:: Exercise material

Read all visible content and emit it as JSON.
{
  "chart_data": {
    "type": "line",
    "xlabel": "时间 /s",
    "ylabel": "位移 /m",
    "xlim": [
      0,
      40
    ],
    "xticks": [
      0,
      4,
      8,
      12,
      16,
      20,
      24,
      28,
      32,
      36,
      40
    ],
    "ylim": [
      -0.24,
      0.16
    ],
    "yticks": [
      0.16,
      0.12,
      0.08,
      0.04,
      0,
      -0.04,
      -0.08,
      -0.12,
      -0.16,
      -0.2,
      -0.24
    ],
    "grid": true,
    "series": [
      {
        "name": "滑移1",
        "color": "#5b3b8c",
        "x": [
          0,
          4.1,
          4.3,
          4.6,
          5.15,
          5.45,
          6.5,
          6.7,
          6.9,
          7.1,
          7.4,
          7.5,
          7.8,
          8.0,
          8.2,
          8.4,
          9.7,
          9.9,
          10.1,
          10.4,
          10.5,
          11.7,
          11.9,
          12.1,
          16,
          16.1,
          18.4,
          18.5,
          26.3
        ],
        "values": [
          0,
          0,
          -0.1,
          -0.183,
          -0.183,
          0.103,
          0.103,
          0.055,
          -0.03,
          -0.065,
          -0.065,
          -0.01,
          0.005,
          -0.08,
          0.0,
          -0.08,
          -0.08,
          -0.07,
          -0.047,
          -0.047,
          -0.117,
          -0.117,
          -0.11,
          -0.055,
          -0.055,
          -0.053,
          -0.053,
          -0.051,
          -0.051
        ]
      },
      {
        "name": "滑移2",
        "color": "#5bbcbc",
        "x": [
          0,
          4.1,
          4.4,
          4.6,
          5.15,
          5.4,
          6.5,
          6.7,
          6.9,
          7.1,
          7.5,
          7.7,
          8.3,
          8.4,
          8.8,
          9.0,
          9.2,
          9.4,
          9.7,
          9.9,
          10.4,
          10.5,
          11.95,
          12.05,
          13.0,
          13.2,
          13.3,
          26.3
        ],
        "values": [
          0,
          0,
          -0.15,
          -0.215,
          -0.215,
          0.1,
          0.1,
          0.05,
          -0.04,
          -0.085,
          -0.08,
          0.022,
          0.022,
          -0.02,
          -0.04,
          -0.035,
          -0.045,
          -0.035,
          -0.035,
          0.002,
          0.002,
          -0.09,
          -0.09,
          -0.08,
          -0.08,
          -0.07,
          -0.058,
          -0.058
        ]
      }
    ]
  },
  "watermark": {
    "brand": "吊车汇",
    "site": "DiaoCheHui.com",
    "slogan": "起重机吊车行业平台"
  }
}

::::

Instructions for the task: Repeat every entry word for word.

Correct result:
Read all visible content and emit it as JSON.
{
  "chart_data": {
    "type": "line",
    "xlabel": "时间 /s",
    "ylabel": "位移 /m",
    "xlim": [
      0,
      40
    ],
    "xticks": [
      0,
      4,
      8,
      12,
      16,
      20,
      24,
      28,
      32,
      36,
      40
    ],
    "ylim": [
      -0.24,
      0.16
    ],
    "yticks": [
      0.16,
      0.12,
      0.08,
      0.04,
      0,
      -0.04,
      -0.08,
      -0.12,
      -0.16,
      -0.2,
      -0.24
    ],
    "grid": true,
    "series": [
      {
        "name": "滑移1",
        "color": "#5b3b8c",
        "x": [
          0,
          4.1,
          4.3,
          4.6,
          5.15,
          5.45,
          6.5,
          6.7,
          6.9,
          7.1,
          7.4,
          7.5,
          7.8,
          8.0,
          8.2,
          8.4,
          9.7,
          9.9,
          10.1,
          10.4,
          10.5,
          11.7,
          11.9,
          12.1,
          16,
          16.1,
          18.4,
          18.5,
          26.3
        ],
        "values": [
          0,
          0,
          -0.1,
          -0.183,
          -0.183,
          0.103,
          0.103,
          0.055,
          -0.03,
          -0.065,
          -0.065,
          -0.01,
          0.005,
          -0.08,
          0.0,
          -0.08,
          -0.08,
          -0.07,
          -0.047,
          -0.047,
          -0.117,
          -0.117,
          -0.11,
          -0.055,
          -0.055,
          -0.053,
          -0.053,
          -0.051,
          -0.051
        ]
      },
      {
        "name": "滑移2",
        "color": "#5bbcbc",
        "x": [
          0,
          4.1,
          4.4,
          4.6,
          5.15,
          5.4,
          6.5,
          6.7,
          6.9,
          7.1,
          7.5,
          7.7,
          8.3,
          8.4,
          8.8,
          9.0,
          9.2,
          9.4,
          9.7,
          9.9,
          10.4,
          10.5,
          11.95,
          12.05,
          13.0,
          13.2,
          13.3,
          26.3
        ],
        "values": [
          0,
          0,
          -0.15,
          -0.215,
          -0.215,
          0.1,
          0.1,
          0.05,
          -0.04,
          -0.085,
          -0.08,
          0.022,
          0.022,
          -0.02,
          -0.04,
          -0.035,
          -0.045,
          -0.035,
          -0.035,
          0.002,
          0.002,
          -0.09,
          -0.09,
          -0.08,
          -0.08,
          -0.07,
          -0.058,
          -0.058
        ]
      }
    ]
  },
  "watermark": {
    "brand": "吊车汇",
    "site": "DiaoCheHui.com",
    "slogan": "起重机吊车行业平台"
  }
}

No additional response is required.